▶ _GIVEN INSTRUCTION_
Would you transcribe the whole listing exactly, minus its pictures?

▶ _DATA ENTRIES_
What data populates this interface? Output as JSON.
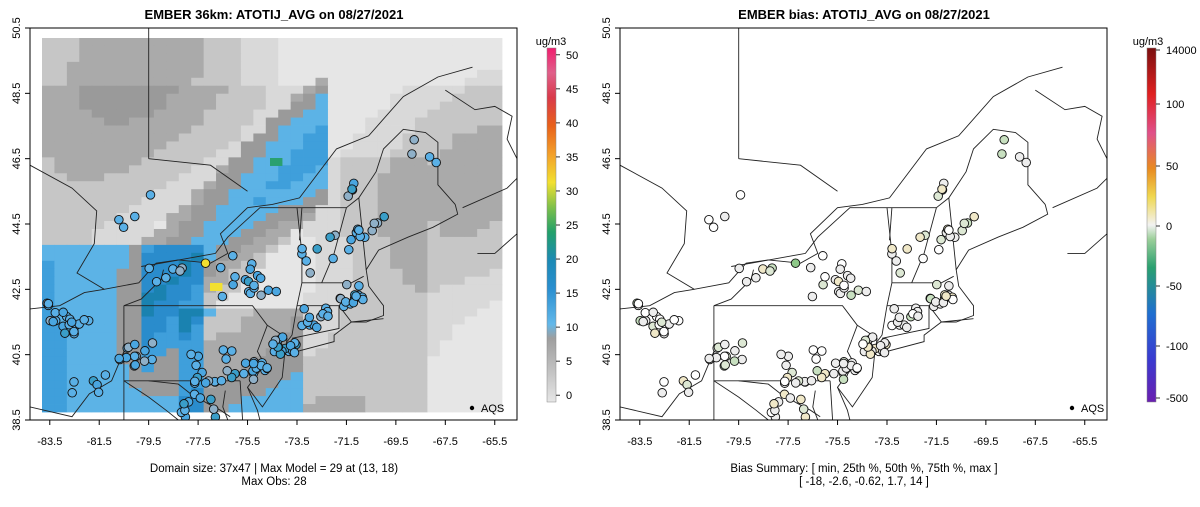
{
  "panels": [
    {
      "title": "EMBER 36km: ATOTIJ_AVG on 08/27/2021",
      "footer_line1": "Domain size: 37x47 | Max Model = 29 at (13, 18)",
      "footer_line2": "Max Obs: 28",
      "legend_label": "AQS"
    },
    {
      "title": "EMBER bias: ATOTIJ_AVG on 08/27/2021",
      "footer_line1": "Bias Summary: [ min, 25th %, 50th %, 75th %, max ]",
      "footer_line2": "[ -18,  -2.6,  -0.62,  1.7,  14 ]",
      "legend_label": "AQS"
    }
  ],
  "chart_data": [
    {
      "type": "heatmap",
      "title": "EMBER 36km: ATOTIJ_AVG on 08/27/2021",
      "xlabel": "",
      "ylabel": "",
      "x_ticks": [
        "-83.5",
        "-81.5",
        "-79.5",
        "-77.5",
        "-75.5",
        "-73.5",
        "-71.5",
        "-69.5",
        "-67.5",
        "-65.5"
      ],
      "y_ticks": [
        "38.5",
        "40.5",
        "42.5",
        "44.5",
        "46.5",
        "48.5",
        "50.5"
      ],
      "xlim": [
        -84.3,
        -64.6
      ],
      "ylim": [
        38.5,
        50.5
      ],
      "colorbar": {
        "unit": "ug/m3",
        "ticks": [
          "0",
          "5",
          "10",
          "15",
          "20",
          "25",
          "30",
          "35",
          "40",
          "45",
          "50"
        ],
        "range": [
          -1,
          51
        ],
        "colors": [
          "#d9d9d9",
          "#bdbdbd",
          "#9e9e9e",
          "#56b4e9",
          "#1f86c8",
          "#17a085",
          "#35a853",
          "#9bc53d",
          "#f2e030",
          "#f5a623",
          "#e8611a",
          "#d93a2a",
          "#e0457a",
          "#e85a8a",
          "#f0207a"
        ],
        "max_model": 29,
        "max_obs": 28,
        "domain_size": "37x47"
      },
      "legend": [
        {
          "name": "AQS",
          "marker": "circle"
        }
      ],
      "legend_position": "bottom-right"
    },
    {
      "type": "scatter",
      "title": "EMBER bias: ATOTIJ_AVG on 08/27/2021",
      "xlabel": "",
      "ylabel": "",
      "x_ticks": [
        "-83.5",
        "-81.5",
        "-79.5",
        "-77.5",
        "-75.5",
        "-73.5",
        "-71.5",
        "-69.5",
        "-67.5",
        "-65.5"
      ],
      "y_ticks": [
        "38.5",
        "40.5",
        "42.5",
        "44.5",
        "46.5",
        "48.5",
        "50.5"
      ],
      "xlim": [
        -84.3,
        -64.6
      ],
      "ylim": [
        38.5,
        50.5
      ],
      "colorbar": {
        "unit": "ug/m3",
        "ticks": [
          "14000",
          "100",
          "50",
          "0",
          "-50",
          "-100",
          "-500"
        ],
        "colors": [
          "#7b1a1a",
          "#d62020",
          "#e0457a",
          "#e08a2a",
          "#f0d020",
          "#f2f2f2",
          "#7fbf7b",
          "#2a9a6a",
          "#1f5fc8",
          "#5a2ac0",
          "#7b1fa2"
        ]
      },
      "bias_summary": {
        "min": -18,
        "p25": -2.6,
        "median": -0.62,
        "p75": 1.7,
        "max": 14
      },
      "legend": [
        {
          "name": "AQS",
          "marker": "circle"
        }
      ],
      "legend_position": "bottom-right"
    }
  ]
}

▶ _RESULT BELOW_
What data populates this interface? Output as JSON.
{
  "panels": [
    {
      "title": "EMBER 36km: ATOTIJ_AVG on 08/27/2021",
      "footer_line1": "Domain size: 37x47 | Max Model = 29 at (13, 18)",
      "footer_line2": "Max Obs: 28",
      "legend_label": "AQS"
    },
    {
      "title": "EMBER bias: ATOTIJ_AVG on 08/27/2021",
      "footer_line1": "Bias Summary: [ min, 25th %, 50th %, 75th %, max ]",
      "footer_line2": "[ -18,  -2.6,  -0.62,  1.7,  14 ]",
      "legend_label": "AQS"
    }
  ],
  "chart_data": [
    {
      "type": "heatmap",
      "title": "EMBER 36km: ATOTIJ_AVG on 08/27/2021",
      "xlabel": "",
      "ylabel": "",
      "x_ticks": [
        "-83.5",
        "-81.5",
        "-79.5",
        "-77.5",
        "-75.5",
        "-73.5",
        "-71.5",
        "-69.5",
        "-67.5",
        "-65.5"
      ],
      "y_ticks": [
        "38.5",
        "40.5",
        "42.5",
        "44.5",
        "46.5",
        "48.5",
        "50.5"
      ],
      "xlim": [
        -84.3,
        -64.6
      ],
      "ylim": [
        38.5,
        50.5
      ],
      "colorbar": {
        "unit": "ug/m3",
        "ticks": [
          "0",
          "5",
          "10",
          "15",
          "20",
          "25",
          "30",
          "35",
          "40",
          "45",
          "50"
        ],
        "range": [
          -1,
          51
        ],
        "colors": [
          "#d9d9d9",
          "#bdbdbd",
          "#9e9e9e",
          "#56b4e9",
          "#1f86c8",
          "#17a085",
          "#35a853",
          "#9bc53d",
          "#f2e030",
          "#f5a623",
          "#e8611a",
          "#d93a2a",
          "#e0457a",
          "#e85a8a",
          "#f0207a"
        ],
        "max_model": 29,
        "max_obs": 28,
        "domain_size": "37x47"
      },
      "legend": [
        {
          "name": "AQS",
          "marker": "circle"
        }
      ],
      "legend_position": "bottom-right"
    },
    {
      "type": "scatter",
      "title": "EMBER bias: ATOTIJ_AVG on 08/27/2021",
      "xlabel": "",
      "ylabel": "",
      "x_ticks": [
        "-83.5",
        "-81.5",
        "-79.5",
        "-77.5",
        "-75.5",
        "-73.5",
        "-71.5",
        "-69.5",
        "-67.5",
        "-65.5"
      ],
      "y_ticks": [
        "38.5",
        "40.5",
        "42.5",
        "44.5",
        "46.5",
        "48.5",
        "50.5"
      ],
      "xlim": [
        -84.3,
        -64.6
      ],
      "ylim": [
        38.5,
        50.5
      ],
      "colorbar": {
        "unit": "ug/m3",
        "ticks": [
          "14000",
          "100",
          "50",
          "0",
          "-50",
          "-100",
          "-500"
        ],
        "colors": [
          "#7b1a1a",
          "#d62020",
          "#e0457a",
          "#e08a2a",
          "#f0d020",
          "#f2f2f2",
          "#7fbf7b",
          "#2a9a6a",
          "#1f5fc8",
          "#5a2ac0",
          "#7b1fa2"
        ]
      },
      "bias_summary": {
        "min": -18,
        "p25": -2.6,
        "median": -0.62,
        "p75": 1.7,
        "max": 14
      },
      "legend": [
        {
          "name": "AQS",
          "marker": "circle"
        }
      ],
      "legend_position": "bottom-right"
    }
  ]
}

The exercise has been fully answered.